** Begin Dataset rows **
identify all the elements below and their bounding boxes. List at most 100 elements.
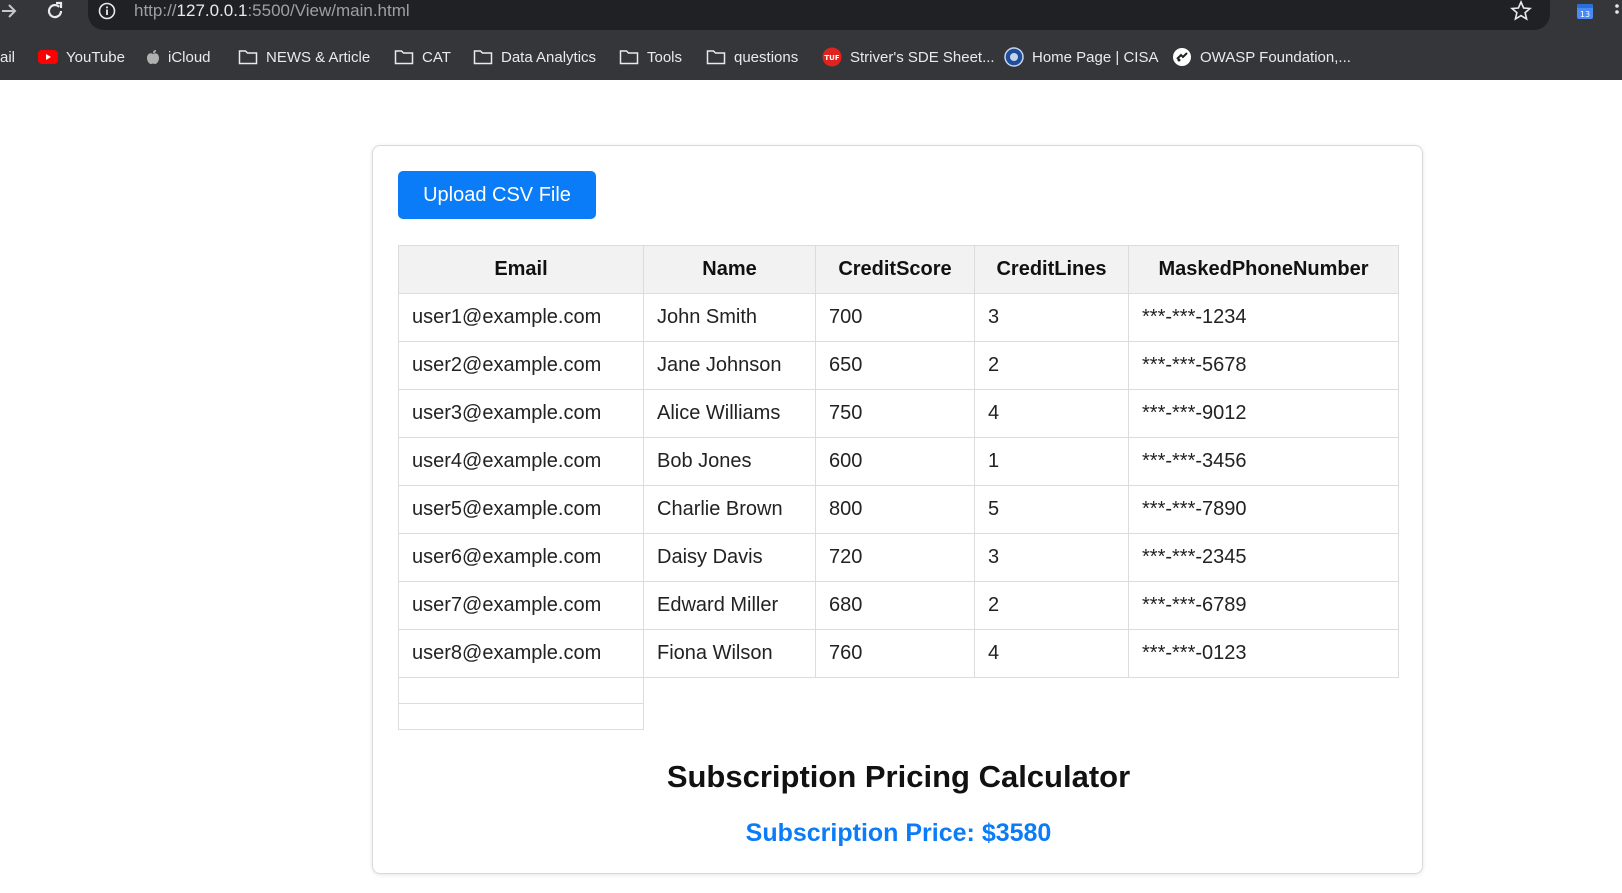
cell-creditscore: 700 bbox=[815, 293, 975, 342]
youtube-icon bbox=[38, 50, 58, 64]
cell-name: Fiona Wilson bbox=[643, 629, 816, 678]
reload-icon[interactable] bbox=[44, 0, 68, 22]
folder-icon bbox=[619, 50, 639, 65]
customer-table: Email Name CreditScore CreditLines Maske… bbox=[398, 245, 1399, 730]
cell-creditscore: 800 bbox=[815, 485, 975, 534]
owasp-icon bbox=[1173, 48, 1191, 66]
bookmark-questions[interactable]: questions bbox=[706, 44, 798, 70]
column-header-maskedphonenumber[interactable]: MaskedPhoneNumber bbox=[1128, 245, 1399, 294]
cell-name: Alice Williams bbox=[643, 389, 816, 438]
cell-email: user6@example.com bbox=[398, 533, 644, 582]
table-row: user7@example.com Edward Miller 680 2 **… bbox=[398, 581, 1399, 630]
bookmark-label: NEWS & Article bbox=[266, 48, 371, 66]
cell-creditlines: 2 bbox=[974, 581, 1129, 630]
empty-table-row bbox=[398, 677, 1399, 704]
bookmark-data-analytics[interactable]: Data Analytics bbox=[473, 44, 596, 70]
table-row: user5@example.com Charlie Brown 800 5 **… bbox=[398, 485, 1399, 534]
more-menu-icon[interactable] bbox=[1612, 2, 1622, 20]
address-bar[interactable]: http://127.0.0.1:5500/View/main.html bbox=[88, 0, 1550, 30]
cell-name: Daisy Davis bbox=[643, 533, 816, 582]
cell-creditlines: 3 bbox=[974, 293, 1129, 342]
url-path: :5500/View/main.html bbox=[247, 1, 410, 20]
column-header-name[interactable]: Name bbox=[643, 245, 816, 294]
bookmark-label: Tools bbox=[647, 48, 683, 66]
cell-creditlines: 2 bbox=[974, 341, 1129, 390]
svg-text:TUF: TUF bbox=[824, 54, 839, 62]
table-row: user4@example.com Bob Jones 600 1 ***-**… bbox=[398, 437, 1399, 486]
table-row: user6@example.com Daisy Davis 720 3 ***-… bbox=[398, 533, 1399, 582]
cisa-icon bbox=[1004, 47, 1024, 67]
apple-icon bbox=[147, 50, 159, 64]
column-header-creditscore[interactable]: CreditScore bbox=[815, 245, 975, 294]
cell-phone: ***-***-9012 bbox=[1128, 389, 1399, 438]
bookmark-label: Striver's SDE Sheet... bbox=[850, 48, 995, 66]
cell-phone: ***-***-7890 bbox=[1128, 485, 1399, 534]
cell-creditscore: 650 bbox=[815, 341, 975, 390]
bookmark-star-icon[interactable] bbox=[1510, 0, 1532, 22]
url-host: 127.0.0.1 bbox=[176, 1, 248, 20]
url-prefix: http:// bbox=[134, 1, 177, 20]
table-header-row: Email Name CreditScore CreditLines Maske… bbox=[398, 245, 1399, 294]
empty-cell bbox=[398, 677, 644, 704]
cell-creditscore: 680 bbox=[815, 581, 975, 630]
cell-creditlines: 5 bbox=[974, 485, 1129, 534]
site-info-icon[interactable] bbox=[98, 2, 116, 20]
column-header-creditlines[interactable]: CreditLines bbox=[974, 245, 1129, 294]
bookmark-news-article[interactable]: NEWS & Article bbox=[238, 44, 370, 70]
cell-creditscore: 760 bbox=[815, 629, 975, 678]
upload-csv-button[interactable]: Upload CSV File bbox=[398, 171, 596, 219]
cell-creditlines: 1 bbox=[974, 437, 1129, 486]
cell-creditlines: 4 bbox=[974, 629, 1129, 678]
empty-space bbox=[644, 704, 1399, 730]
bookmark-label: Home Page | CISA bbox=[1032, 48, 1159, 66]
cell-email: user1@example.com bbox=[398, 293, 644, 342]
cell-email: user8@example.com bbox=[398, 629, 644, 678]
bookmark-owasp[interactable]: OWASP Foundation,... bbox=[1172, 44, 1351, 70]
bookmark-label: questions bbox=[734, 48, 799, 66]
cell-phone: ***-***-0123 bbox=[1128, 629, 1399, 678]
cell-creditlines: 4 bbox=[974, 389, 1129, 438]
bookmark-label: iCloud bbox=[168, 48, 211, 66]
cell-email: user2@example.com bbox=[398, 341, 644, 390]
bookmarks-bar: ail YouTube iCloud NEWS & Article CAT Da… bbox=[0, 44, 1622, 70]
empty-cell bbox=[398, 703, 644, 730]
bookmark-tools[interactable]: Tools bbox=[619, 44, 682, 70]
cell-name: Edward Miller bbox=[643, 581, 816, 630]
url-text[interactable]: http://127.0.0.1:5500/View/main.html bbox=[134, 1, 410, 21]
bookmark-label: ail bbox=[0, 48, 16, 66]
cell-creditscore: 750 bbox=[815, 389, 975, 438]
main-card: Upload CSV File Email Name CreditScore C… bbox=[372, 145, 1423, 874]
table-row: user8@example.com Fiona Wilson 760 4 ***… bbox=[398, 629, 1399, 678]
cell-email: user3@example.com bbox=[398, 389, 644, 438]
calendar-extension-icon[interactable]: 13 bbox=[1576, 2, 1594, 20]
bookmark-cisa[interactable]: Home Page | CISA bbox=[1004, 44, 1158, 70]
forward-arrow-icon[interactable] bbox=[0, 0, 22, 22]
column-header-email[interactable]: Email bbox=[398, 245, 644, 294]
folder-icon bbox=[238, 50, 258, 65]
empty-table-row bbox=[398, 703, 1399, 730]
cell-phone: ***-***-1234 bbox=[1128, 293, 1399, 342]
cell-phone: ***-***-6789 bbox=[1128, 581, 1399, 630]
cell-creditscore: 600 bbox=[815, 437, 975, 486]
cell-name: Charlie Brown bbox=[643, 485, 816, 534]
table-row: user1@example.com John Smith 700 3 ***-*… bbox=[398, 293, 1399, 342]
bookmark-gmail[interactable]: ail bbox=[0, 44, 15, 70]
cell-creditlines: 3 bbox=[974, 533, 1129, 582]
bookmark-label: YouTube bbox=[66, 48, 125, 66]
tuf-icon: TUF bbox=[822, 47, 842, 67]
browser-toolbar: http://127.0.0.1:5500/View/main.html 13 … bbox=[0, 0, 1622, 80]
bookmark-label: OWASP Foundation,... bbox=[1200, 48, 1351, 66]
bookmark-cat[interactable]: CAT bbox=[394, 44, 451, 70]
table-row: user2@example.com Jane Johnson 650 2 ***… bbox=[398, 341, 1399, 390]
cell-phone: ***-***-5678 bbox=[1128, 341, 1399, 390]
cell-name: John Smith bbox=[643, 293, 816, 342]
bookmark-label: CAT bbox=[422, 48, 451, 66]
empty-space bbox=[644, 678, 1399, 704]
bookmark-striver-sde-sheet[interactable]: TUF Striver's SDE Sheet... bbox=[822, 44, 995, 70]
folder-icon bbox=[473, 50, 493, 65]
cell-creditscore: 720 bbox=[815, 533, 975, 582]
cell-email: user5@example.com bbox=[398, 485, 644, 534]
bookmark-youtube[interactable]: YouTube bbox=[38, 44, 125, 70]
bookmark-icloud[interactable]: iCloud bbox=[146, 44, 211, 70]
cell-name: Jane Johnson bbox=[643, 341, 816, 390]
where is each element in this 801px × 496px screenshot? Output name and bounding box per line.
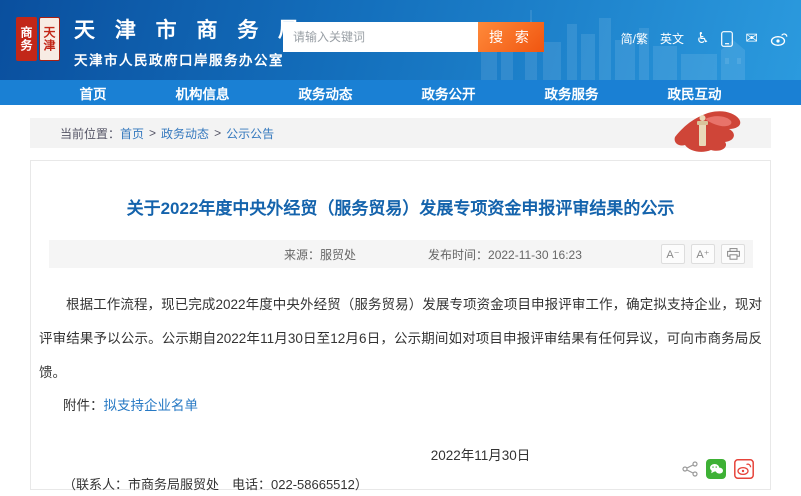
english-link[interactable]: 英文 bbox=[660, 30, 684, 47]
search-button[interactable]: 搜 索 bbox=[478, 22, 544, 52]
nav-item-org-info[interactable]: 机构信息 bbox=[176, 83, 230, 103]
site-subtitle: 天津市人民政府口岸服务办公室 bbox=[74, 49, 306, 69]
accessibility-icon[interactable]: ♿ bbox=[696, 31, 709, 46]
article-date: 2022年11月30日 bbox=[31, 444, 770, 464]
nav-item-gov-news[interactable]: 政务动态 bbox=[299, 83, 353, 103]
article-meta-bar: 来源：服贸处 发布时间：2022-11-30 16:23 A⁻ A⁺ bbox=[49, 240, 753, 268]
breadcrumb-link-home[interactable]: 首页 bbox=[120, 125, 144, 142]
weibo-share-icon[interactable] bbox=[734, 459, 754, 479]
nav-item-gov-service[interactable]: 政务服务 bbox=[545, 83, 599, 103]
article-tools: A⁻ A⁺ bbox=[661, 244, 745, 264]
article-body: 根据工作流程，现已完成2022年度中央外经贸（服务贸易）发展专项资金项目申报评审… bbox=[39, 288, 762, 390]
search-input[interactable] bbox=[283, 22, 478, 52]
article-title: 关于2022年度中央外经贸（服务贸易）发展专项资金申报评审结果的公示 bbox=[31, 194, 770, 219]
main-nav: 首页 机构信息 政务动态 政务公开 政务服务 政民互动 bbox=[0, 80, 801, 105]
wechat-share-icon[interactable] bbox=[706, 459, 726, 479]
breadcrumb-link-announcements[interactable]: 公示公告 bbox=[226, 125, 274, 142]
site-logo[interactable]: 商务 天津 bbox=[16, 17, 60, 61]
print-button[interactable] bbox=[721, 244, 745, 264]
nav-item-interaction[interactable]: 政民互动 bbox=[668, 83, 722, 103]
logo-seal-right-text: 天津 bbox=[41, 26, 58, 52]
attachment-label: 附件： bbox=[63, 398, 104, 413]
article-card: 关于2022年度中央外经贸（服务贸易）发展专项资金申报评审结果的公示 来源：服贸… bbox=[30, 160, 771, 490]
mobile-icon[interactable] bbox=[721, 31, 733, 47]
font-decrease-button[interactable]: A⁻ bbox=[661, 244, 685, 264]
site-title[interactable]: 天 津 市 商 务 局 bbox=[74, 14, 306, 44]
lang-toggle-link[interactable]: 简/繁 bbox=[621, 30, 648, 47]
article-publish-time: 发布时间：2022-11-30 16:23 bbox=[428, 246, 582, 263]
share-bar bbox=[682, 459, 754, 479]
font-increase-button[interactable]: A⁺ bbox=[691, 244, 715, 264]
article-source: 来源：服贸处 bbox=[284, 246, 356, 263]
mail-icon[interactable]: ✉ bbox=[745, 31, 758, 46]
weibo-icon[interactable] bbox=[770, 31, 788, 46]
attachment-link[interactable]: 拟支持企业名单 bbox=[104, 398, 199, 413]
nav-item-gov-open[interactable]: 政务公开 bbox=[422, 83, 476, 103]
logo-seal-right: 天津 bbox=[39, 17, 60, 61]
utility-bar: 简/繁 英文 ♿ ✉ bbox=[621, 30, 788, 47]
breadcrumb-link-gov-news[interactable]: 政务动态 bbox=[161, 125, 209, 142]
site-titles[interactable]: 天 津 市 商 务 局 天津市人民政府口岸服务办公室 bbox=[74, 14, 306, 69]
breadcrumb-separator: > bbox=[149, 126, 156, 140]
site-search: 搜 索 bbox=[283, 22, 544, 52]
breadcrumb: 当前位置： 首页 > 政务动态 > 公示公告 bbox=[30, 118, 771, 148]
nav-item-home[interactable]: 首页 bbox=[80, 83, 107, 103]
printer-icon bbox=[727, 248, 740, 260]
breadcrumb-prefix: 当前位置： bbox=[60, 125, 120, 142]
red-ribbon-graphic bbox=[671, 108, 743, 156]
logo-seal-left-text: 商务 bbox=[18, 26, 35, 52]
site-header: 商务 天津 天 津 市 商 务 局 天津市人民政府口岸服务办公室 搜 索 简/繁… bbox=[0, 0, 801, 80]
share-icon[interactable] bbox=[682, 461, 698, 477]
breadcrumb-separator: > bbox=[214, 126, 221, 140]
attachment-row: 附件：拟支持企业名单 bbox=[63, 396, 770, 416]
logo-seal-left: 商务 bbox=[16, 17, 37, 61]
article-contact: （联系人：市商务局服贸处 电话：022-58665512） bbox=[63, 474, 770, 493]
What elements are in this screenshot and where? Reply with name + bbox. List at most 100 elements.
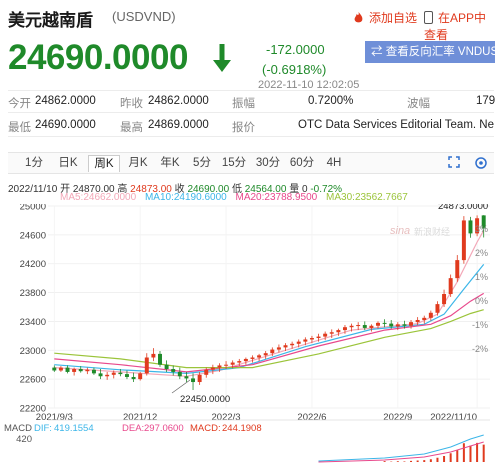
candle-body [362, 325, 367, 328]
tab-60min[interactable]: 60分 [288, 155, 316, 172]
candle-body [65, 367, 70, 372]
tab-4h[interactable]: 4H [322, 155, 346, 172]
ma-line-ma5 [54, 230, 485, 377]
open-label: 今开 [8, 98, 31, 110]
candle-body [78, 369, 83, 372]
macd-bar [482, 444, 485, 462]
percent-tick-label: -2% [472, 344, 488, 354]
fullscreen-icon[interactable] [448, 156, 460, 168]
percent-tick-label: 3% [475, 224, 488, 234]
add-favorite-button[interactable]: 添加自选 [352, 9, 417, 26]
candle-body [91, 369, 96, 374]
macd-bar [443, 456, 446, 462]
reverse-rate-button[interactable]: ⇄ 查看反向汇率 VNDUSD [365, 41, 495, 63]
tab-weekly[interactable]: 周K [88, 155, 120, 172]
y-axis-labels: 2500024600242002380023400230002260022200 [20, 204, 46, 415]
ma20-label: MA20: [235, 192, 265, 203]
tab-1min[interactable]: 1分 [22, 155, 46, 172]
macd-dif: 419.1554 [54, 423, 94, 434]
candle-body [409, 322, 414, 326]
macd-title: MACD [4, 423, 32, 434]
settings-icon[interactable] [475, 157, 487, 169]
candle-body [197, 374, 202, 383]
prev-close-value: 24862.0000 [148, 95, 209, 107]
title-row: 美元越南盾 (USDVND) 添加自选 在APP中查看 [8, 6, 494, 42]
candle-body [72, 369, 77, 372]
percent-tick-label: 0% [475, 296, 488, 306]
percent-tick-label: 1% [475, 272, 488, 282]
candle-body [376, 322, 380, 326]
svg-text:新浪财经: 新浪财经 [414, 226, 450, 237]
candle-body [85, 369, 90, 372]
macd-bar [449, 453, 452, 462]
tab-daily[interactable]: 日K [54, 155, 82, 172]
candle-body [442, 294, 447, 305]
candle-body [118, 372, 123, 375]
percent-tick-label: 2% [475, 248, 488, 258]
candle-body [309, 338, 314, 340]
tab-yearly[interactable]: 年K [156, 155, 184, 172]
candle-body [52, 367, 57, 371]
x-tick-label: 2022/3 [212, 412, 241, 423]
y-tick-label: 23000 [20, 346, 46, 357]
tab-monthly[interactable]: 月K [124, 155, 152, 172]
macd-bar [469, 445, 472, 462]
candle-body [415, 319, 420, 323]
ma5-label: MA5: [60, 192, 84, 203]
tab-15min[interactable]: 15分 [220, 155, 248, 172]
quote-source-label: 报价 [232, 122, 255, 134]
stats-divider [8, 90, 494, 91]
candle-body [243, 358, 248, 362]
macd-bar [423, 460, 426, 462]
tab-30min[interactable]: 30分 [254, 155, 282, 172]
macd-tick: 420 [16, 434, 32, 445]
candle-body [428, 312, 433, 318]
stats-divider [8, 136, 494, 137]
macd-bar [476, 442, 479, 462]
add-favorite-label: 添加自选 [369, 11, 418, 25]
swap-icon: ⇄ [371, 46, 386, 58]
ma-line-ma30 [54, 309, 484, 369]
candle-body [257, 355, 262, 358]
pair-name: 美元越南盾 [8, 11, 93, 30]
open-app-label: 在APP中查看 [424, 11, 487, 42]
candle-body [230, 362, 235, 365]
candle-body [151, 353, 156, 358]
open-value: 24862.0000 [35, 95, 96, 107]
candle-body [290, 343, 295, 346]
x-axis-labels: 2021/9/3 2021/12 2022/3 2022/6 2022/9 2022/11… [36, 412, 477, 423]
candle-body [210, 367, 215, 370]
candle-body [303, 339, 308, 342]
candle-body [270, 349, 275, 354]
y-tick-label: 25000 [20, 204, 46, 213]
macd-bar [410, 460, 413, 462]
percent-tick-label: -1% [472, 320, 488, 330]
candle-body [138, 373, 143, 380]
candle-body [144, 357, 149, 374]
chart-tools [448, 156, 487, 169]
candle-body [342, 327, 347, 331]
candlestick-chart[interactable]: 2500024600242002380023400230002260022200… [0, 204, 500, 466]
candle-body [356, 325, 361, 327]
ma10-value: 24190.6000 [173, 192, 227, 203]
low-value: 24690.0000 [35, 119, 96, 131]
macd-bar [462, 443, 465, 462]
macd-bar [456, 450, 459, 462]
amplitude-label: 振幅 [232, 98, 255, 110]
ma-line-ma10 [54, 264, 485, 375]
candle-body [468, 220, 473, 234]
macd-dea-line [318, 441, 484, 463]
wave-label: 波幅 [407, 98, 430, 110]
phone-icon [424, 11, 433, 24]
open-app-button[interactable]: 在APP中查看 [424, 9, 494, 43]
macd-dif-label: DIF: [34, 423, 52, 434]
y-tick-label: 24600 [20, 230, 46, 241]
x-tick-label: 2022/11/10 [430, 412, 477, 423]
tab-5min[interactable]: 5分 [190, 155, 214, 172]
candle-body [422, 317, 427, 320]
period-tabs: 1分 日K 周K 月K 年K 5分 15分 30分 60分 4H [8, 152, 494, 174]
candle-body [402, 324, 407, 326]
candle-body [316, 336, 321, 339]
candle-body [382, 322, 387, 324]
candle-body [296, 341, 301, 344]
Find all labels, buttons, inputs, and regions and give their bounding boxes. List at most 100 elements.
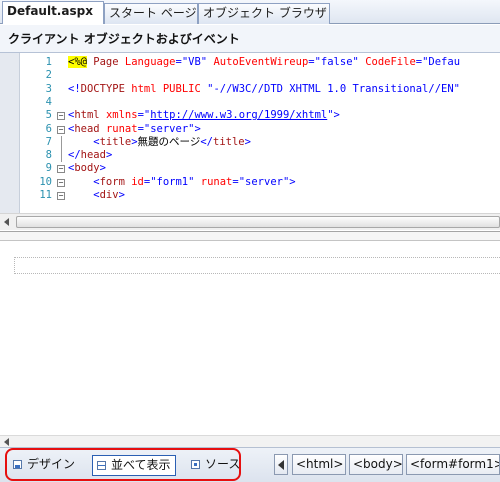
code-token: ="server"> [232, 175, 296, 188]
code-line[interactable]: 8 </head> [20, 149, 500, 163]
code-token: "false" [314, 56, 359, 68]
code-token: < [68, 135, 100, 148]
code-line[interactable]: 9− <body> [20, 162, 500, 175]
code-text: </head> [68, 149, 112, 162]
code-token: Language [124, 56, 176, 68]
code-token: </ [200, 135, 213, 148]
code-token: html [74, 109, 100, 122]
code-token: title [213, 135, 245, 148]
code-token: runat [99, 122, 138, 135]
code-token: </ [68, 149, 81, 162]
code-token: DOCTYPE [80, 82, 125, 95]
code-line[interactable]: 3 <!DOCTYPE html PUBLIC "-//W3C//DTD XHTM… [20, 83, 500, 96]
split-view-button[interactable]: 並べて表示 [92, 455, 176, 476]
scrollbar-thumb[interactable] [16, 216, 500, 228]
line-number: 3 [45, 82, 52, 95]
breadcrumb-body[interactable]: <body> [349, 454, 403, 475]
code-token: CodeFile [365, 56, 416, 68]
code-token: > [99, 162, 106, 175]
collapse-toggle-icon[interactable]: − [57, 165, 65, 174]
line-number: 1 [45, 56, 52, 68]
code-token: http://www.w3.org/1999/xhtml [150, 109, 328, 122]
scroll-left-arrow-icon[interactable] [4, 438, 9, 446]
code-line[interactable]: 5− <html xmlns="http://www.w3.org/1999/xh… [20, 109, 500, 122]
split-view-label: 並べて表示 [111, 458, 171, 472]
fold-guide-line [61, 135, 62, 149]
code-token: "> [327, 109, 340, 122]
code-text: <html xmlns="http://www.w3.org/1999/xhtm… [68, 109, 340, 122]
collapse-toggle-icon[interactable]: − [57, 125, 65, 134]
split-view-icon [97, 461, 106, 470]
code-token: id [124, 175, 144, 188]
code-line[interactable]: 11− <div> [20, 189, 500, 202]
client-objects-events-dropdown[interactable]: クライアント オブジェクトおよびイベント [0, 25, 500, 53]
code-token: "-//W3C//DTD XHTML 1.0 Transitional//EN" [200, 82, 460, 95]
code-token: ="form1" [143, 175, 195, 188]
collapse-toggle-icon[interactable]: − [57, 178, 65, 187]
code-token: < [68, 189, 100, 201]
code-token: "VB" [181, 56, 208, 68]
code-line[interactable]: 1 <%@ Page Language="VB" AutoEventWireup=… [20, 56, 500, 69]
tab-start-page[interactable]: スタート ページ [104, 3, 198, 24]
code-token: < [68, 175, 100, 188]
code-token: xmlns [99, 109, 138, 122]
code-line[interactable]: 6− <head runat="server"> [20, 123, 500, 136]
** End Dataset rows **
— Task prompt —
Format every line of the data from the one containing "175, 296, 188]" down to the one containing "code-line[interactable]: 11− <div>", both included, as a JSON array of strings with one string per line and blank lines omitted.

— The solution —
[
  "code-token: =\"server\"> [232, 175, 296, 188]",
  "code-line[interactable]: 8 </head> [20, 149, 500, 163]",
  "code-token: \"false\" [314, 56, 359, 68]",
  "code-token: < [68, 135, 100, 148]",
  "code-line[interactable]: 9− <body> [20, 162, 500, 175]",
  "code-text: </head> [68, 149, 112, 162]",
  "code-token: Language [124, 56, 176, 68]",
  "code-token: </ [200, 135, 213, 148]",
  "code-token: html [74, 109, 100, 122]",
  "code-token: title [213, 135, 245, 148]",
  "code-token: runat [99, 122, 138, 135]",
  "code-token: </ [68, 149, 81, 162]",
  "code-token: DOCTYPE [80, 82, 125, 95]",
  "code-line[interactable]: 3 <!DOCTYPE html PUBLIC \"-//W3C//DTD XHTM… [20, 83, 500, 96]",
  "split-view-button[interactable]: 並べて表示 [92, 455, 176, 476]",
  "scrollbar-thumb[interactable] [16, 216, 500, 228]",
  "line-number: 3 [45, 82, 52, 95]",
  "breadcrumb-body[interactable]: <body> [349, 454, 403, 475]",
  "code-token: CodeFile [365, 56, 416, 68]",
  "code-token: > [99, 162, 106, 175]",
  "collapse-toggle-icon[interactable]: − [57, 165, 65, 174]",
  "line-number: 1 [45, 56, 52, 68]",
  "code-token: http://www.w3.org/1999/xhtml [150, 109, 328, 122]",
  "scroll-left-arrow-icon[interactable] [4, 438, 9, 446]",
  "code-line[interactable]: 5− <html xmlns=\"http://www.w3.org/1999/xh… [20, 109, 500, 122]",
  "split-view-label: 並べて表示 [111, 458, 171, 472]",
  "fold-guide-line [61, 135, 62, 149]",
  "code-token: \"> [327, 109, 340, 122]",
  "code-text: <html xmlns=\"http://www.w3.org/1999/xhtm… [68, 109, 340, 122]",
  "collapse-toggle-icon[interactable]: − [57, 125, 65, 134]",
  "split-view-icon [97, 461, 106, 470]",
  "code-token: id [124, 175, 144, 188]",
  "code-line[interactable]: 11− <div> [20, 189, 500, 202]"
]